Your objective =
From the entries below, gather every line containing the string "Medicines".

Collected data
** begin **

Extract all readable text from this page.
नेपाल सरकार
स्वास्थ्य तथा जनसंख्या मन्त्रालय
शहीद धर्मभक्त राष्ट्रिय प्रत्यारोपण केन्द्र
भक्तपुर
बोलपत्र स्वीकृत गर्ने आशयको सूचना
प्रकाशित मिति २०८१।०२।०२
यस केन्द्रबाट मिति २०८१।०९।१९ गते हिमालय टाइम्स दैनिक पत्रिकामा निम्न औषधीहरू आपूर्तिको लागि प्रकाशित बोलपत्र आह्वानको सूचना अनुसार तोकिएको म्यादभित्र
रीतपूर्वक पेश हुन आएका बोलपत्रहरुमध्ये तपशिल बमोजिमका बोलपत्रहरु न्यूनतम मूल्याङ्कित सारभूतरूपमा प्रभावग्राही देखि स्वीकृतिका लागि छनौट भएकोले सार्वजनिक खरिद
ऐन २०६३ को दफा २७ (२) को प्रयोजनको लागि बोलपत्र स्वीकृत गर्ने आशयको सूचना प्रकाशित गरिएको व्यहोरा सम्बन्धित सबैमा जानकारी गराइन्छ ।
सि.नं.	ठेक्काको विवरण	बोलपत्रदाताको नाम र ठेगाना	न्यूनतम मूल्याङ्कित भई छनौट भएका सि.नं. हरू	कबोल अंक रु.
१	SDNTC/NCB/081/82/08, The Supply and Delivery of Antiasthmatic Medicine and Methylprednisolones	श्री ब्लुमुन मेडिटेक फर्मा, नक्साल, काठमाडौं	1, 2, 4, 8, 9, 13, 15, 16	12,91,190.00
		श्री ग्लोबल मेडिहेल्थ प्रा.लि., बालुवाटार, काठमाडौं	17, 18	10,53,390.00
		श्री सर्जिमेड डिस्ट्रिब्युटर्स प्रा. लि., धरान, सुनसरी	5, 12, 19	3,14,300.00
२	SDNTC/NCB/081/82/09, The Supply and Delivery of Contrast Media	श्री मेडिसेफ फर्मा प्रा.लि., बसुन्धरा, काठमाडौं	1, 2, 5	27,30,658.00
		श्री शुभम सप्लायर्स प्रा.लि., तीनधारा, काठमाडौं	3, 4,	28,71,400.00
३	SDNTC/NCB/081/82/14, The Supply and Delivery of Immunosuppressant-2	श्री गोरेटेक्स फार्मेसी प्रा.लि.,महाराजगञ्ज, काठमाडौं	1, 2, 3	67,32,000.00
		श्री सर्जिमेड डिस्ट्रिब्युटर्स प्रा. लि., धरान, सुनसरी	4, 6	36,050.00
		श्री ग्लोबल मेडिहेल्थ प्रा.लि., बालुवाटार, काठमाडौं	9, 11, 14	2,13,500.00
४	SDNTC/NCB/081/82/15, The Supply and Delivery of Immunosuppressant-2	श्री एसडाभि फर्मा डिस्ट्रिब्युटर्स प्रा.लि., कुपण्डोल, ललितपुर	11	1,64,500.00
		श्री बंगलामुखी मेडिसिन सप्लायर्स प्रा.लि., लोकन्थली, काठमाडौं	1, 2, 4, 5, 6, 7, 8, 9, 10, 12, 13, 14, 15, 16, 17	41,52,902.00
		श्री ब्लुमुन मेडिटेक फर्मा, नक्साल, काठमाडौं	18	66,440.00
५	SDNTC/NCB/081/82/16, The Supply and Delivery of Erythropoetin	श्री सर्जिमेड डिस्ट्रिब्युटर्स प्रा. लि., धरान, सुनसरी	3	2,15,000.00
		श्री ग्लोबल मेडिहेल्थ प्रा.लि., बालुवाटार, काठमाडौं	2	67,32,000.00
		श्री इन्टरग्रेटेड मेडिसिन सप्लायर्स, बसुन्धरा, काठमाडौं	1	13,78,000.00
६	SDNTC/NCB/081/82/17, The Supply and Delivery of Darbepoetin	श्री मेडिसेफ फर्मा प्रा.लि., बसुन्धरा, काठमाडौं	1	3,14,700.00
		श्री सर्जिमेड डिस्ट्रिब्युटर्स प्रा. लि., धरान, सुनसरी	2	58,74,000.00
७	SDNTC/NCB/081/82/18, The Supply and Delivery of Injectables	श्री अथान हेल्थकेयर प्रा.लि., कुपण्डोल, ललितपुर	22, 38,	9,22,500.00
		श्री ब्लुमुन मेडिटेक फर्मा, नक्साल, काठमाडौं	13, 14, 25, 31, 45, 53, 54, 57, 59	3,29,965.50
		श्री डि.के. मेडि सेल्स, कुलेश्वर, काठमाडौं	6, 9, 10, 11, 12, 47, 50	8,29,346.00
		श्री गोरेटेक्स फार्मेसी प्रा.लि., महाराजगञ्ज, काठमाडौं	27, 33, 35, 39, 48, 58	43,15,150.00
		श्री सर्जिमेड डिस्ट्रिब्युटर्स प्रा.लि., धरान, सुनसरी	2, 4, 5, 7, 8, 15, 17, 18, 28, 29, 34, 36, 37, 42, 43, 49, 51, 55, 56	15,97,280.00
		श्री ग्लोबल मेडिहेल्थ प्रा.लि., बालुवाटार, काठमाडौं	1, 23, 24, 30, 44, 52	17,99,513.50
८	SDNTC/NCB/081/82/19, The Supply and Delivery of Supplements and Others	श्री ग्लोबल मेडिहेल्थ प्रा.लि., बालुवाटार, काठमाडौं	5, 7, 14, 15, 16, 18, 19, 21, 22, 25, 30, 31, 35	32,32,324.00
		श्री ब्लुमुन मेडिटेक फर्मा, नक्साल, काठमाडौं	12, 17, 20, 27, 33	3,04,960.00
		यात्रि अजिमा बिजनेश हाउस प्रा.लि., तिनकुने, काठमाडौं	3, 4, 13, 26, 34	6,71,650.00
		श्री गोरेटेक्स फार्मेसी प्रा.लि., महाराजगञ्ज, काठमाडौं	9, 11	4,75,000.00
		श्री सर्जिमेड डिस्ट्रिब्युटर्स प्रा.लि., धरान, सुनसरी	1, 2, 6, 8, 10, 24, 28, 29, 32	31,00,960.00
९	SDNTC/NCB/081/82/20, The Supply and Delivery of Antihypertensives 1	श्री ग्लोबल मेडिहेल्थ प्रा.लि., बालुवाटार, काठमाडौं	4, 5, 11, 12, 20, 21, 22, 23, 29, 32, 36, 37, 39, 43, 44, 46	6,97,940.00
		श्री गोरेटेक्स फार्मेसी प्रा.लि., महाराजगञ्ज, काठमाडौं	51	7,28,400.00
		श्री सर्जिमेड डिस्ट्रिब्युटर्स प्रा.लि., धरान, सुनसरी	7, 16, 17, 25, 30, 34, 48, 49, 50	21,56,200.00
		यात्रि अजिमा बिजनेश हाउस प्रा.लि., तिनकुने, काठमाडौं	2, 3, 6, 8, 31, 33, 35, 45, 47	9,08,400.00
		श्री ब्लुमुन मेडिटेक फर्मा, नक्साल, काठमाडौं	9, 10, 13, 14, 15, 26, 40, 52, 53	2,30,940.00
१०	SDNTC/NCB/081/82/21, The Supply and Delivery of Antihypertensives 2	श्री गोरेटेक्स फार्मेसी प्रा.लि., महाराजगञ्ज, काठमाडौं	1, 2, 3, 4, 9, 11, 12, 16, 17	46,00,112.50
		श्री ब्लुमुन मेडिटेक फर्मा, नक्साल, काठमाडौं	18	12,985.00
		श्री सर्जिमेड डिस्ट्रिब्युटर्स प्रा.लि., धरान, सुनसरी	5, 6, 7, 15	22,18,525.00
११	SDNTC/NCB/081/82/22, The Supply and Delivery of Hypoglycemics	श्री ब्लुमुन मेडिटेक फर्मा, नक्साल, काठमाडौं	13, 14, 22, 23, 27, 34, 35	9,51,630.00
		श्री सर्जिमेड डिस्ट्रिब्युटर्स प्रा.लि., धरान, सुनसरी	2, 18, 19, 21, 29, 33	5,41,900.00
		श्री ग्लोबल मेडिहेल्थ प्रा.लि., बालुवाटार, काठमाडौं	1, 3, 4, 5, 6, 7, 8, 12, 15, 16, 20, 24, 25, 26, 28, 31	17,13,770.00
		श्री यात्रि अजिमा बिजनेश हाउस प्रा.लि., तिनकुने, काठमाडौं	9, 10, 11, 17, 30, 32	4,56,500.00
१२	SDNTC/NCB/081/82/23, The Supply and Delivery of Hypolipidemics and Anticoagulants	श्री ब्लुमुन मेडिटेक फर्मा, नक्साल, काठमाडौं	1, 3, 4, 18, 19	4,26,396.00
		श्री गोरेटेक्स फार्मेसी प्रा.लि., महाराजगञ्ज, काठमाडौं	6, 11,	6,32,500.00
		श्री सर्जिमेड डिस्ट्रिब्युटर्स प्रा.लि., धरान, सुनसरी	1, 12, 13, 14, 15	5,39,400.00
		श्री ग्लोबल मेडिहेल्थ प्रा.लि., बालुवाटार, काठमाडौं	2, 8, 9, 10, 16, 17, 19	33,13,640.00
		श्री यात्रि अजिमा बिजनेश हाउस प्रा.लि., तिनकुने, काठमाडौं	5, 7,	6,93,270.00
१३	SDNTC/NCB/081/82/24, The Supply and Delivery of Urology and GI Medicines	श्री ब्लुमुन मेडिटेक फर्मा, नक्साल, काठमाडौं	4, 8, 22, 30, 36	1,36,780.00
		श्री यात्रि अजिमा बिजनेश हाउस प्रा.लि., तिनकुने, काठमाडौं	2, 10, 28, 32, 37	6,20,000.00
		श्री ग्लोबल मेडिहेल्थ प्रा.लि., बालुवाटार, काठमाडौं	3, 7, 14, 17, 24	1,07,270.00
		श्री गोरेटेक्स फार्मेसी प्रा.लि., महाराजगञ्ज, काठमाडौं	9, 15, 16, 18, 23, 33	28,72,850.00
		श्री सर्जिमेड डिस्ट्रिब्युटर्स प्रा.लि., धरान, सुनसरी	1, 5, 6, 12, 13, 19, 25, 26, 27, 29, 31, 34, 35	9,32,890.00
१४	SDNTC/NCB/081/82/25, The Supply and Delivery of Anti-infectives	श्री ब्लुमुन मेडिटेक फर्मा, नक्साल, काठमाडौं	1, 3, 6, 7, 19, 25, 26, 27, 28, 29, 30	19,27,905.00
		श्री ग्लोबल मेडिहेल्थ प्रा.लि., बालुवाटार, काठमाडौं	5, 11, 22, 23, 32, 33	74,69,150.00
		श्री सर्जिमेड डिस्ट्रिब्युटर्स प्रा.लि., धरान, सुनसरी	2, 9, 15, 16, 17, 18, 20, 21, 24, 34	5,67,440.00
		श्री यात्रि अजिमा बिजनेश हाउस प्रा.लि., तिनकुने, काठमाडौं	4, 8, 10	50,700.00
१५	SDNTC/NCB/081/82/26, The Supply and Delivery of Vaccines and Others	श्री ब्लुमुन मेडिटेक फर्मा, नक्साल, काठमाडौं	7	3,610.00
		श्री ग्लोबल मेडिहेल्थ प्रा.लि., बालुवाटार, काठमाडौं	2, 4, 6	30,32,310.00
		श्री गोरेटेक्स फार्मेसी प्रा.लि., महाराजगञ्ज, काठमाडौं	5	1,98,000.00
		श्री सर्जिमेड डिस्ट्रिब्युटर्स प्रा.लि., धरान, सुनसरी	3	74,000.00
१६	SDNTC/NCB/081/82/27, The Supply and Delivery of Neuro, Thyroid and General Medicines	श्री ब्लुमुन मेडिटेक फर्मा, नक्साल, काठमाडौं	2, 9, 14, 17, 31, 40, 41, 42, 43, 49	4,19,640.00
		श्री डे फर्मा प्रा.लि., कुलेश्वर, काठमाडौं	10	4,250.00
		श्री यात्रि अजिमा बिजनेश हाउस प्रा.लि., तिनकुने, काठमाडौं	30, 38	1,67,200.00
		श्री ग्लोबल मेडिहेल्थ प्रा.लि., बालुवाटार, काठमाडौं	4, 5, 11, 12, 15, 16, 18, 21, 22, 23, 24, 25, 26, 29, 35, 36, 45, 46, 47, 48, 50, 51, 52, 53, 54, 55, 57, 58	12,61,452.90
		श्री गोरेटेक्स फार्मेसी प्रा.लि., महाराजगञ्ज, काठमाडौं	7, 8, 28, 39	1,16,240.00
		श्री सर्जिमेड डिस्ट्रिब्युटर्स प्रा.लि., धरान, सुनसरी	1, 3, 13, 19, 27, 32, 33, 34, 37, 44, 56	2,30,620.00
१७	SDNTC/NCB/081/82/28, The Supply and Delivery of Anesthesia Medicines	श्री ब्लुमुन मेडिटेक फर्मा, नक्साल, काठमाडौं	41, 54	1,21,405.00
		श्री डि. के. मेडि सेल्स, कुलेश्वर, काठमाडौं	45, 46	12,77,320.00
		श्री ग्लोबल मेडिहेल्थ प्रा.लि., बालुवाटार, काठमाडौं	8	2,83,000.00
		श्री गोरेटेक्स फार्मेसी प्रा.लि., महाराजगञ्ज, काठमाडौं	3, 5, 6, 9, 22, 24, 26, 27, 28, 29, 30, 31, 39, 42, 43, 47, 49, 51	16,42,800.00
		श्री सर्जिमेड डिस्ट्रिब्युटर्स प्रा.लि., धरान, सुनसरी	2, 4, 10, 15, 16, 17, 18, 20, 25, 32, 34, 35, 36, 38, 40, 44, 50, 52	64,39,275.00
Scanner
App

** end **

Worked answer =
१३	SDNTC/NCB/081/82/24, The Supply and Delivery of Urology and GI Medicines	श्री ब्लुमुन मेडिटेक फर्मा, नक्साल, काठमाडौं	4, 8, 22, 30, 36	1,36,780.00
१६	SDNTC/NCB/081/82/27, The Supply and Delivery of Neuro, Thyroid and General Medicines	श्री ब्लुमुन मेडिटेक फर्मा, नक्साल, काठमाडौं	2, 9, 14, 17, 31, 40, 41, 42, 43, 49	4,19,640.00
१७	SDNTC/NCB/081/82/28, The Supply and Delivery of Anesthesia Medicines	श्री ब्लुमुन मेडिटेक फर्मा, नक्साल, काठमाडौं	41, 54	1,21,405.00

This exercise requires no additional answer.